STATED EXERCISE:
Copy out every line that contains the word "data".

Stored entries:
╔══

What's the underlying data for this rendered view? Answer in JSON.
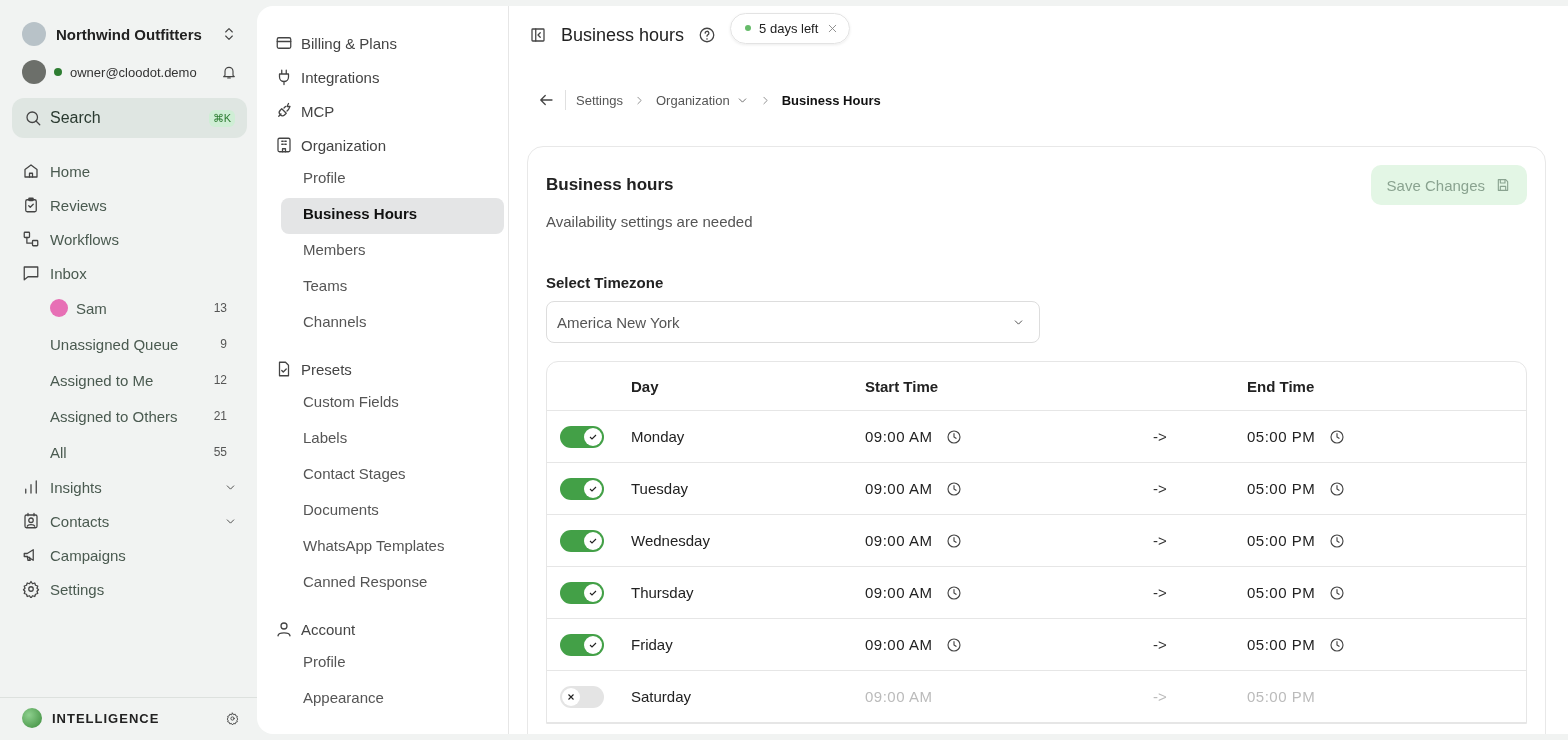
{
  "workspace": {
    "name": "Northwind Outfitters"
  },
  "user": {
    "email": "owner@cloodot.demo",
    "online": true
  },
  "search": {
    "placeholder": "Search",
    "shortcut": "⌘K"
  },
  "nav": [
    {
      "label": "Home",
      "expandable": false
    },
    {
      "label": "Reviews",
      "expandable": false
    },
    {
      "label": "Workflows",
      "expandable": false
    },
    {
      "label": "Inbox",
      "expandable": false,
      "children": [
        {
          "label": "Sam",
          "count": "13",
          "avatar": true
        },
        {
          "label": "Unassigned Queue",
          "count": "9",
          "avatar": false
        },
        {
          "label": "Assigned to Me",
          "count": "12",
          "avatar": false
        },
        {
          "label": "Assigned to Others",
          "count": "21",
          "avatar": false
        },
        {
          "label": "All",
          "count": "55",
          "avatar": false
        }
      ]
    },
    {
      "label": "Insights",
      "expandable": true
    },
    {
      "label": "Contacts",
      "expandable": true
    },
    {
      "label": "Campaigns",
      "expandable": false
    },
    {
      "label": "Settings",
      "expandable": false
    }
  ],
  "footer": {
    "label": "INTELLIGENCE"
  },
  "settings_nav": [
    {
      "label": "Billing & Plans"
    },
    {
      "label": "Integrations"
    },
    {
      "label": "MCP"
    },
    {
      "label": "Organization",
      "children": [
        {
          "label": "Profile",
          "selected": false
        },
        {
          "label": "Business Hours",
          "selected": true
        },
        {
          "label": "Members",
          "selected": false
        },
        {
          "label": "Teams",
          "selected": false
        },
        {
          "label": "Channels",
          "selected": false
        }
      ]
    },
    {
      "label": "Presets",
      "children": [
        {
          "label": "Custom Fields",
          "selected": false
        },
        {
          "label": "Labels",
          "selected": false
        },
        {
          "label": "Contact Stages",
          "selected": false
        },
        {
          "label": "Documents",
          "selected": false
        },
        {
          "label": "WhatsApp Templates",
          "selected": false
        },
        {
          "label": "Canned Response",
          "selected": false
        }
      ]
    },
    {
      "label": "Account",
      "children": [
        {
          "label": "Profile",
          "selected": false
        },
        {
          "label": "Appearance",
          "selected": false
        }
      ]
    }
  ],
  "header": {
    "title": "Business hours",
    "trial_badge": {
      "label": "5 days left",
      "dismissible": true
    }
  },
  "breadcrumb": [
    {
      "label": "Settings",
      "kind": "link"
    },
    {
      "label": "Organization",
      "kind": "dropdown"
    },
    {
      "label": "Business Hours",
      "kind": "current"
    }
  ],
  "card": {
    "title": "Business hours",
    "subtitle": "Availability settings are needed",
    "save_button": {
      "label": "Save Changes",
      "disabled": true
    },
    "timezone": {
      "label": "Select Timezone",
      "value": "America New York"
    },
    "table": {
      "columns": [
        "Day",
        "Start Time",
        "End Time"
      ],
      "rows": [
        {
          "day": "Monday",
          "on": true,
          "start": "09:00 AM",
          "separator": "->",
          "end": "05:00 PM"
        },
        {
          "day": "Tuesday",
          "on": true,
          "start": "09:00 AM",
          "separator": "->",
          "end": "05:00 PM"
        },
        {
          "day": "Wednesday",
          "on": true,
          "start": "09:00 AM",
          "separator": "->",
          "end": "05:00 PM"
        },
        {
          "day": "Thursday",
          "on": true,
          "start": "09:00 AM",
          "separator": "->",
          "end": "05:00 PM"
        },
        {
          "day": "Friday",
          "on": true,
          "start": "09:00 AM",
          "separator": "->",
          "end": "05:00 PM"
        },
        {
          "day": "Saturday",
          "on": false,
          "start": "09:00 AM",
          "separator": "->",
          "end": "05:00 PM"
        }
      ]
    }
  }
}
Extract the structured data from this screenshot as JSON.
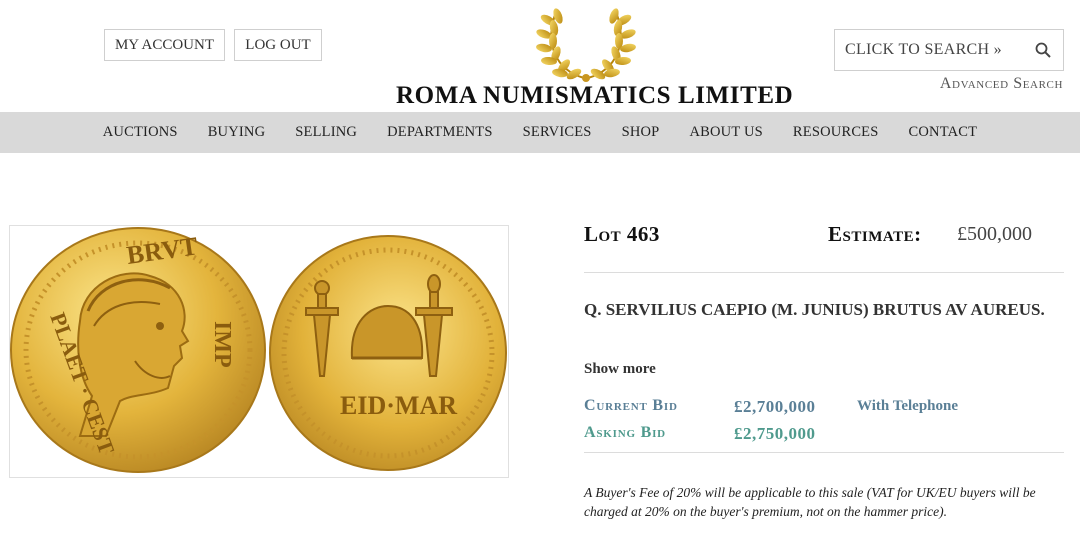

╚══

SOLUTION TO THE PROBLEM:
What's the underlying data for this rendered view? Answer in JSON.
Extract the structured data from this screenshot as JSON.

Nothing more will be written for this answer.